* Given instruction *
Give only the count of lines containing "TradingView".

* Information provided *
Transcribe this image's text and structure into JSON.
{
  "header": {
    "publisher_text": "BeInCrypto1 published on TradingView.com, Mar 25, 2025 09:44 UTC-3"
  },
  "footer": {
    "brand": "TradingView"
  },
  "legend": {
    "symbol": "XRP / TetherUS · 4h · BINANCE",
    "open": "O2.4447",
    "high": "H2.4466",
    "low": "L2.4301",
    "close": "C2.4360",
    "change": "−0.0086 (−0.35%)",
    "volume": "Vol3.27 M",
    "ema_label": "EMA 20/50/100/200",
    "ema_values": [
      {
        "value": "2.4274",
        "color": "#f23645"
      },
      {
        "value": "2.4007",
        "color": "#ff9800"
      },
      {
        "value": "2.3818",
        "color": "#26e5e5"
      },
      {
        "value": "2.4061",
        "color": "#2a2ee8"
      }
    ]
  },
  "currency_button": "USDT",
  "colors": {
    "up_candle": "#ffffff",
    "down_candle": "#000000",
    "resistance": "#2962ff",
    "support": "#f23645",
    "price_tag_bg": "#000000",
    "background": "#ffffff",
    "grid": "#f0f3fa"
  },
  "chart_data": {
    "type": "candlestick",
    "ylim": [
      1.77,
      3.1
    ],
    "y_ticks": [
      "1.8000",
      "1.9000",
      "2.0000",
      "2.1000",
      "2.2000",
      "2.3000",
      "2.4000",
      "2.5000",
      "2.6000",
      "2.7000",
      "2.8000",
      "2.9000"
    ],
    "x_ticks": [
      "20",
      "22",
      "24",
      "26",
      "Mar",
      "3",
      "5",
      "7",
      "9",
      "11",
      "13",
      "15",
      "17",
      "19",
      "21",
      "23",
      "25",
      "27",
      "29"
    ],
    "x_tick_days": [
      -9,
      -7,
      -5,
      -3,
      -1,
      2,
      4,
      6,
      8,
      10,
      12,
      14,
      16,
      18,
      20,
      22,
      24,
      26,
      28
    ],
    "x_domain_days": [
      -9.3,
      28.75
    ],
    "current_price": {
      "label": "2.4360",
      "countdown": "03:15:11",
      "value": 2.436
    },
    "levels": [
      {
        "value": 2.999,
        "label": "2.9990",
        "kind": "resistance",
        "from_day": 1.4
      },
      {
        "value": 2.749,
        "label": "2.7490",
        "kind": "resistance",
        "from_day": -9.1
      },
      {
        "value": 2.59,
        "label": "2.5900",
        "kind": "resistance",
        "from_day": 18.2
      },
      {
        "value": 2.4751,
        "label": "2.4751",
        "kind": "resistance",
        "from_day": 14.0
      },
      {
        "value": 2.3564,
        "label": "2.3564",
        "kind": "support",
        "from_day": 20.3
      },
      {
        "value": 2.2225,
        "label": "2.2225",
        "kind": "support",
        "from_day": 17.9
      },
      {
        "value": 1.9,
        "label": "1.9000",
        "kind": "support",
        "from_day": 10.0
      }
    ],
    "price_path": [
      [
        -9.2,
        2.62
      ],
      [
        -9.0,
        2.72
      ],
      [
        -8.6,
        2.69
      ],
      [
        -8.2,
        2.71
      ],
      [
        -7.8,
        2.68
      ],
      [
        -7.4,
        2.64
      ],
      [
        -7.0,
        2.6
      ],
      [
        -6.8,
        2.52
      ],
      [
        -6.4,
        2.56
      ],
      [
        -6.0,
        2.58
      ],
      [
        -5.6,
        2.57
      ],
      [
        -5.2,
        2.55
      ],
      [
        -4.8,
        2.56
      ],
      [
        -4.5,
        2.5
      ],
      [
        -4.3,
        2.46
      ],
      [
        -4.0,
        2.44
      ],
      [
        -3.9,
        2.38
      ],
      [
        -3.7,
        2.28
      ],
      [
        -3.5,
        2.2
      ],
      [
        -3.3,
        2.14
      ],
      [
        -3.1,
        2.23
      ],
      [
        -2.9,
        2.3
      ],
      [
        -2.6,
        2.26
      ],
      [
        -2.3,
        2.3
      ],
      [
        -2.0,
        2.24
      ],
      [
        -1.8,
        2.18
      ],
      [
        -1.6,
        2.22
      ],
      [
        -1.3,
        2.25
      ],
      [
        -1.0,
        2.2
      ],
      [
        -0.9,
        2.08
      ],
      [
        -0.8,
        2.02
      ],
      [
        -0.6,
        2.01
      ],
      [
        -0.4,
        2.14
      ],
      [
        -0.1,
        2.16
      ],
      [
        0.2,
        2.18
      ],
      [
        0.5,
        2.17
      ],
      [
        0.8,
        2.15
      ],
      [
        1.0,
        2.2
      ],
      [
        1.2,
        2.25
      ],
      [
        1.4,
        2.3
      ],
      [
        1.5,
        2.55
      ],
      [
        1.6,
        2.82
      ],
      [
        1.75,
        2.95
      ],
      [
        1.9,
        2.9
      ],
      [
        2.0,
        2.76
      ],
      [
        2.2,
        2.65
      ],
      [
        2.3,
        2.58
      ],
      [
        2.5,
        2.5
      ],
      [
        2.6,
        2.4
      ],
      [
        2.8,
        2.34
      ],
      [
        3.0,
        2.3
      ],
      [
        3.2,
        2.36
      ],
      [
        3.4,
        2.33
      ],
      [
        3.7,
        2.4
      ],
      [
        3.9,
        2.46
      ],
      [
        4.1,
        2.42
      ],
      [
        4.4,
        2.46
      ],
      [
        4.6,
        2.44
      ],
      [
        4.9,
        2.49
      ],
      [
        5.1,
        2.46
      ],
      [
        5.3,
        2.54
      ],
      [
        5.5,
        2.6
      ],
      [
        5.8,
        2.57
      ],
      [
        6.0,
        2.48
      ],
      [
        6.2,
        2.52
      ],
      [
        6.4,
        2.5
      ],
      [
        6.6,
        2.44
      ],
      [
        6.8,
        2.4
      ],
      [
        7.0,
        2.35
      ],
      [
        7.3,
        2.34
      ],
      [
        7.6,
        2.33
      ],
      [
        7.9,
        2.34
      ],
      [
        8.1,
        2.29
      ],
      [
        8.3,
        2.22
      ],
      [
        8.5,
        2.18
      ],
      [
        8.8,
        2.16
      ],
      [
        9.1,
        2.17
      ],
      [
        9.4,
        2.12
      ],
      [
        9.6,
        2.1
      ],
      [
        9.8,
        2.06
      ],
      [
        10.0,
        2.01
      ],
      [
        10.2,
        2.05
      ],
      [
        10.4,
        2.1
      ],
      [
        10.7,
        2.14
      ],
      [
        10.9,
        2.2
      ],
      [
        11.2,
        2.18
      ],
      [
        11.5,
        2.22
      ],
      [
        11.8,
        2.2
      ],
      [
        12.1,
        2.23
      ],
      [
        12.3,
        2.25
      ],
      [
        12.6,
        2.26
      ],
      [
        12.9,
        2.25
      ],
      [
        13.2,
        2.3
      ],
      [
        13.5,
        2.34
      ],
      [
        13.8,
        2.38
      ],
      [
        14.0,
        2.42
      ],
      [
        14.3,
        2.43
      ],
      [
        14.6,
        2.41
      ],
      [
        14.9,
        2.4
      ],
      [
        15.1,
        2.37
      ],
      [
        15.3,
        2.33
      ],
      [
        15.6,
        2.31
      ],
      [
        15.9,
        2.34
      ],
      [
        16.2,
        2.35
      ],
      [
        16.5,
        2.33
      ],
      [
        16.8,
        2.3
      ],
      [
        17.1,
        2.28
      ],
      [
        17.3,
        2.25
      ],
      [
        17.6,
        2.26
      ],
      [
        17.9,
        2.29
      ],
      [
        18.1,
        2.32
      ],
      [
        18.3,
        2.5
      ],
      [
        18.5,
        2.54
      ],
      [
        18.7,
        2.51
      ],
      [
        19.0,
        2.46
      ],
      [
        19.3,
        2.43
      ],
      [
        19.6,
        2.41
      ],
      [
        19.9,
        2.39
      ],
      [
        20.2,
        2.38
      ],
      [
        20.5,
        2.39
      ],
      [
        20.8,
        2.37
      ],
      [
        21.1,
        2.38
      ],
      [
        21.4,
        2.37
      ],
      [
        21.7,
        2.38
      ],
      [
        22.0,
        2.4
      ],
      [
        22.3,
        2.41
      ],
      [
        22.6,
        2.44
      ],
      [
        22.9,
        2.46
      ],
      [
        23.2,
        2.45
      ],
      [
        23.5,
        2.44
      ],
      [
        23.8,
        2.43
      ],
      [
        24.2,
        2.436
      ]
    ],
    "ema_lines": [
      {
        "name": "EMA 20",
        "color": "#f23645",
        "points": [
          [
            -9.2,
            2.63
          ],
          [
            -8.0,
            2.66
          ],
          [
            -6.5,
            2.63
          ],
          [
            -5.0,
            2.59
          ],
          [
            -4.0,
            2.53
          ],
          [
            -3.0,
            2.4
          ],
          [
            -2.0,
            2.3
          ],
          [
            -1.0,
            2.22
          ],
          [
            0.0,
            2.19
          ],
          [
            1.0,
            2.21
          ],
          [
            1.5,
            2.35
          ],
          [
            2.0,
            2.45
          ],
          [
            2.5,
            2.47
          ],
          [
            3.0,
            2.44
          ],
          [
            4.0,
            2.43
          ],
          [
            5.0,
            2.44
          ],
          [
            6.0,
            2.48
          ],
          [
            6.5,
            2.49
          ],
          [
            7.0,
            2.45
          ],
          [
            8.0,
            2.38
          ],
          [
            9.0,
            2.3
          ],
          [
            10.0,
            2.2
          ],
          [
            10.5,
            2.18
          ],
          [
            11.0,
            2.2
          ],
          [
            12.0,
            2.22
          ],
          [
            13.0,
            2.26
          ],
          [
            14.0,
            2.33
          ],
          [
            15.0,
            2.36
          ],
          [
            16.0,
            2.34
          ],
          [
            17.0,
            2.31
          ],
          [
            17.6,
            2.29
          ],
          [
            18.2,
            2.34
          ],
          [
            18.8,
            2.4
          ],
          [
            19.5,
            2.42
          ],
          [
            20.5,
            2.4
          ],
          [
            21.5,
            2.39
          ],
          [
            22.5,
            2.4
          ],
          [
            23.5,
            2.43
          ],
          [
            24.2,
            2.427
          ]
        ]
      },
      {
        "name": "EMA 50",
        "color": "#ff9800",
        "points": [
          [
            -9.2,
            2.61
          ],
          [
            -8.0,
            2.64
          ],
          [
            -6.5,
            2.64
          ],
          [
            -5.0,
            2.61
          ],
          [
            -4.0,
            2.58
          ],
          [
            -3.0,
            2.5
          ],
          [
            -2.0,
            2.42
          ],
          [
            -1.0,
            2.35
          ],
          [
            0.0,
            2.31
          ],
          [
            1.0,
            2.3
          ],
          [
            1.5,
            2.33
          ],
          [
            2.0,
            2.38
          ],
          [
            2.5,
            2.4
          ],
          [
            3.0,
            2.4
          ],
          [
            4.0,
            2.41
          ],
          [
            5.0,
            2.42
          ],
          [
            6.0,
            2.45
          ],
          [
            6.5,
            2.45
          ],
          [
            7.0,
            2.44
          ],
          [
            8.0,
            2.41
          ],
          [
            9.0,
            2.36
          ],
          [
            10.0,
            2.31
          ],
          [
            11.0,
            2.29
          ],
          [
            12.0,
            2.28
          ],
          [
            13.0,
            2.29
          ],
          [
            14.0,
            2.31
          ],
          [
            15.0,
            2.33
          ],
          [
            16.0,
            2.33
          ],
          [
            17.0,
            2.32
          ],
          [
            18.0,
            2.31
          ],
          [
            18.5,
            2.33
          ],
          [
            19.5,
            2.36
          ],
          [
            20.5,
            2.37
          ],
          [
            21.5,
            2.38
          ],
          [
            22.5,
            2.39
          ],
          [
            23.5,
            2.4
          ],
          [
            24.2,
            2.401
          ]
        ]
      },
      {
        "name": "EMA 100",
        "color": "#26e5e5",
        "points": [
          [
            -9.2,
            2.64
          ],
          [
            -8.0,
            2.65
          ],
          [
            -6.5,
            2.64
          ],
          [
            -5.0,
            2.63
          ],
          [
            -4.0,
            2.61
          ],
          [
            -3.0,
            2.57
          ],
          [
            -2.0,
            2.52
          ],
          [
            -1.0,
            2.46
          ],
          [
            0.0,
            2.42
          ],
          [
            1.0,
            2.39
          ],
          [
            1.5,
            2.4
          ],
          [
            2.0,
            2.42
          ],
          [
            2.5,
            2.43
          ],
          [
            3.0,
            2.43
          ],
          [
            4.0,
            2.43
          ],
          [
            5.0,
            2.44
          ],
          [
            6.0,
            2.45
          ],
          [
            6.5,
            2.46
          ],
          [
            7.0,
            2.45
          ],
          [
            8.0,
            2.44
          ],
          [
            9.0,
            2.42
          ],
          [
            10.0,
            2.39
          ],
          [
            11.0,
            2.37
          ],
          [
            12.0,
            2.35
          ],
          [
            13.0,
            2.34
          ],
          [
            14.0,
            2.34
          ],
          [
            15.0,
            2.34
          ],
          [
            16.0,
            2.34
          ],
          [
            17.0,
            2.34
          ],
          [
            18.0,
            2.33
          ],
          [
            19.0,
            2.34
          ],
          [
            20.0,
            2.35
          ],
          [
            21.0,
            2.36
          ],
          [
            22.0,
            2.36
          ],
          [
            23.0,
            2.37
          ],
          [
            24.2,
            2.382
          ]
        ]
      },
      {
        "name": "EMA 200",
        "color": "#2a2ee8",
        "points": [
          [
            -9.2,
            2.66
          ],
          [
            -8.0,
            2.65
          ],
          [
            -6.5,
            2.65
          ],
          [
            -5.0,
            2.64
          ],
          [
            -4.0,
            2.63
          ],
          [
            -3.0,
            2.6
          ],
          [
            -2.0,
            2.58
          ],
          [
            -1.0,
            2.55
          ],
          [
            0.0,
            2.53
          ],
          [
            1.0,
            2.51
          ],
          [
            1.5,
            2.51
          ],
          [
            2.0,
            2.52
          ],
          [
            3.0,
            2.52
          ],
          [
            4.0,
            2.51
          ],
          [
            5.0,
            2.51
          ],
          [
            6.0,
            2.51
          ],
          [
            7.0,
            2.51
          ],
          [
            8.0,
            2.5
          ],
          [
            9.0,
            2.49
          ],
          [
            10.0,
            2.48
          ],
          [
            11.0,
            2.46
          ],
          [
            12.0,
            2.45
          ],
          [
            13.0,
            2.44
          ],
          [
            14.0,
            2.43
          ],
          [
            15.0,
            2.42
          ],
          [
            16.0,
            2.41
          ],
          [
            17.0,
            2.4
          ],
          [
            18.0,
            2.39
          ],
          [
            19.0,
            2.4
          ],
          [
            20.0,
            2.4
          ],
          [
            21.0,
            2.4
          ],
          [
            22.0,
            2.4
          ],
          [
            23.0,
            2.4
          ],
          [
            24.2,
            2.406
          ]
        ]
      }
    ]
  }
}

* Reply *
2